▸ WHAT IS NEEDED
Word for word, quote all of the material, omitting the pictures.

▸ INPUT DATA
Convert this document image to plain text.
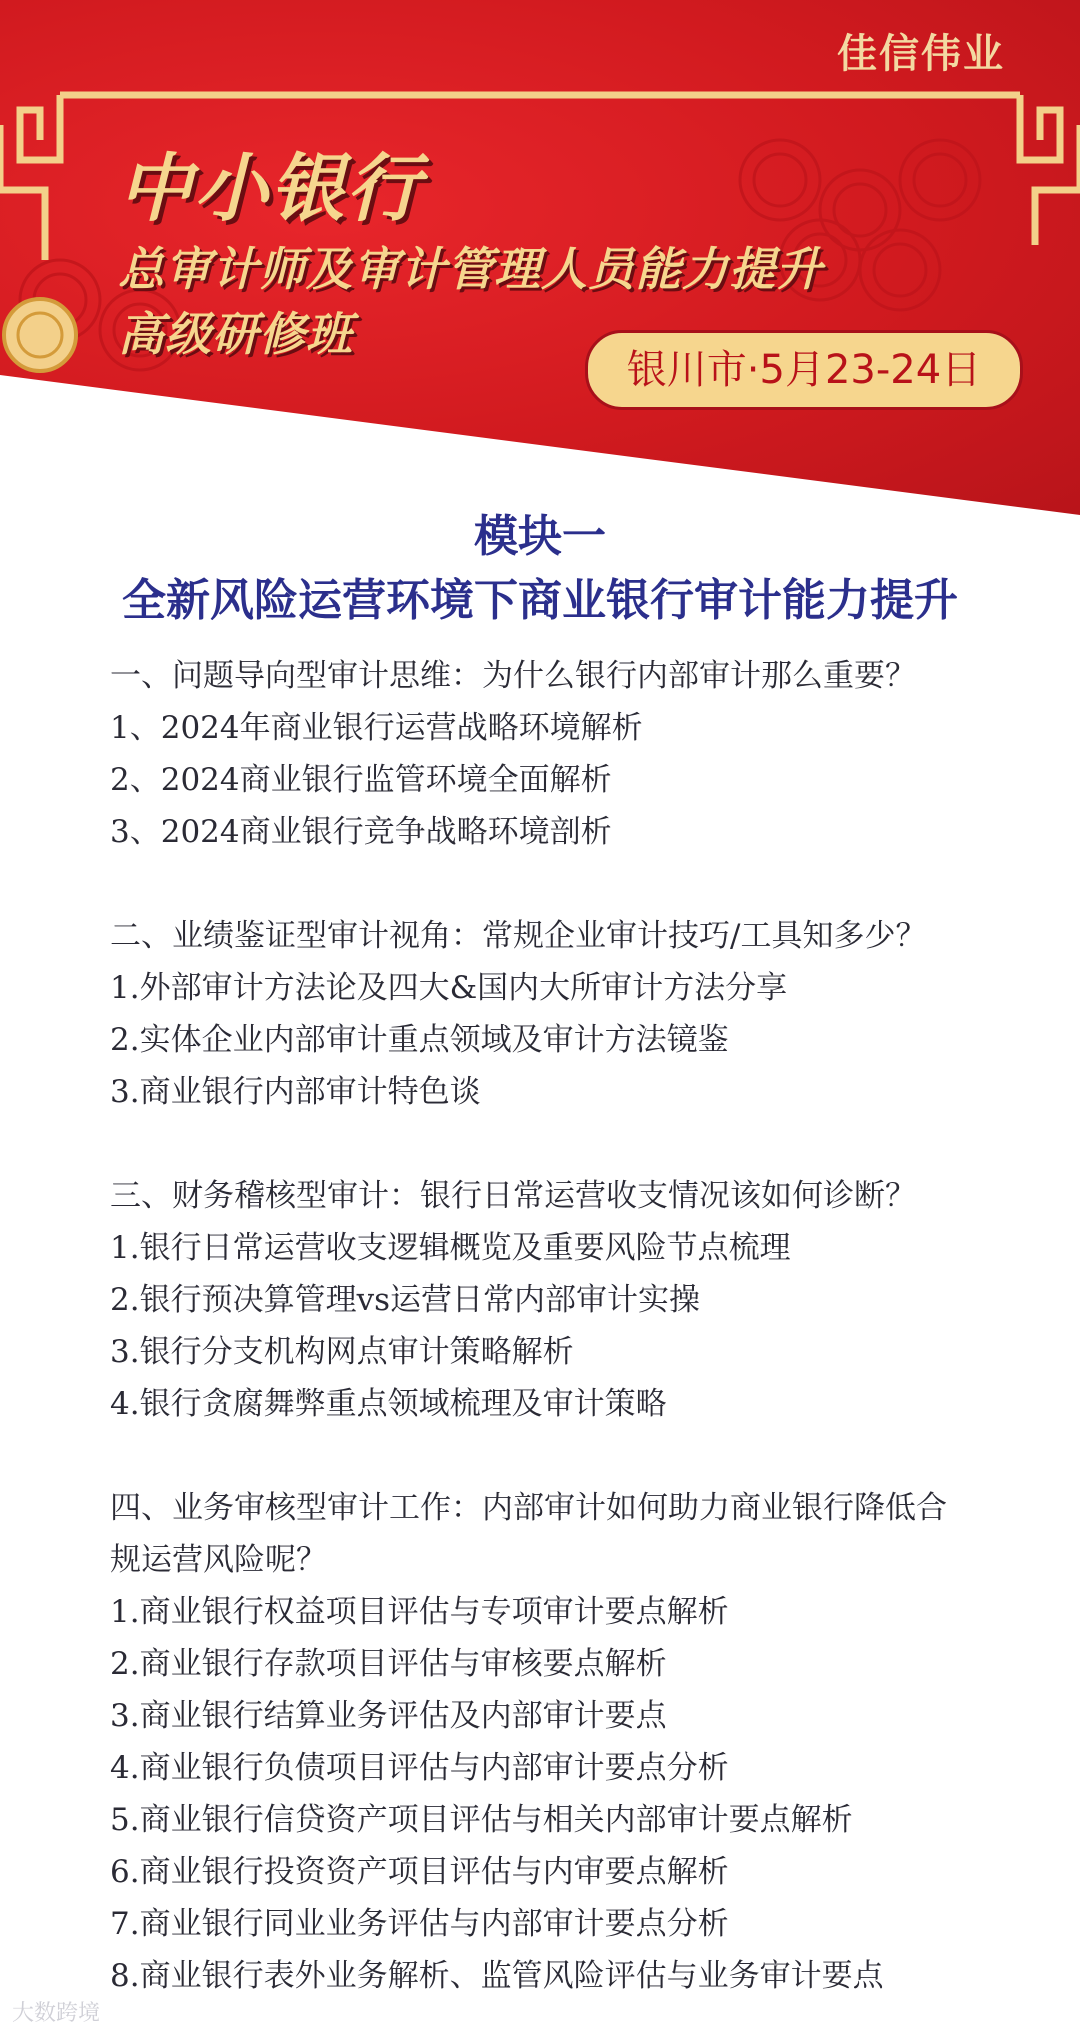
佳信伟业
中小银行
总审计师及审计管理人员能力提升
高级研修班
银川市·5月23-24日
模块一
全新风险运营环境下商业银行审计能力提升

一、问题导向型审计思维：为什么银行内部审计那么重要？

1、2024年商业银行运营战略环境解析

2、2024商业银行监管环境全面解析

3、2024商业银行竞争战略环境剖析

二、业绩鉴证型审计视角：常规企业审计技巧/工具知多少？

1.外部审计方法论及四大&国内大所审计方法分享

2.实体企业内部审计重点领域及审计方法镜鉴

3.商业银行内部审计特色谈

三、财务稽核型审计：银行日常运营收支情况该如何诊断？

1.银行日常运营收支逻辑概览及重要风险节点梳理

2.银行预决算管理vs运营日常内部审计实操

3.银行分支机构网点审计策略解析

4.银行贪腐舞弊重点领域梳理及审计策略

四、业务审核型审计工作：内部审计如何助力商业银行降低合

规运营风险呢？

1.商业银行权益项目评估与专项审计要点解析

2.商业银行存款项目评估与审核要点解析

3.商业银行结算业务评估及内部审计要点

4.商业银行负债项目评估与内部审计要点分析

5.商业银行信贷资产项目评估与相关内部审计要点解析

6.商业银行投资资产项目评估与内审要点解析

7.商业银行同业业务评估与内部审计要点分析

8.商业银行表外业务解析、监管风险评估与业务审计要点

大数跨境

▸ FINISHED TASK
Convert this document image to plain text.
佳信伟业
中小银行
总审计师及审计管理人员能力提升
高级研修班
银川市·5月23-24日
模块一
全新风险运营环境下商业银行审计能力提升

一、问题导向型审计思维：为什么银行内部审计那么重要？

1、2024年商业银行运营战略环境解析

2、2024商业银行监管环境全面解析

3、2024商业银行竞争战略环境剖析

二、业绩鉴证型审计视角：常规企业审计技巧/工具知多少？

1.外部审计方法论及四大&国内大所审计方法分享

2.实体企业内部审计重点领域及审计方法镜鉴

3.商业银行内部审计特色谈

三、财务稽核型审计：银行日常运营收支情况该如何诊断？

1.银行日常运营收支逻辑概览及重要风险节点梳理

2.银行预决算管理vs运营日常内部审计实操

3.银行分支机构网点审计策略解析

4.银行贪腐舞弊重点领域梳理及审计策略

四、业务审核型审计工作：内部审计如何助力商业银行降低合

规运营风险呢？

1.商业银行权益项目评估与专项审计要点解析

2.商业银行存款项目评估与审核要点解析

3.商业银行结算业务评估及内部审计要点

4.商业银行负债项目评估与内部审计要点分析

5.商业银行信贷资产项目评估与相关内部审计要点解析

6.商业银行投资资产项目评估与内审要点解析

7.商业银行同业业务评估与内部审计要点分析

8.商业银行表外业务解析、监管风险评估与业务审计要点

大数跨境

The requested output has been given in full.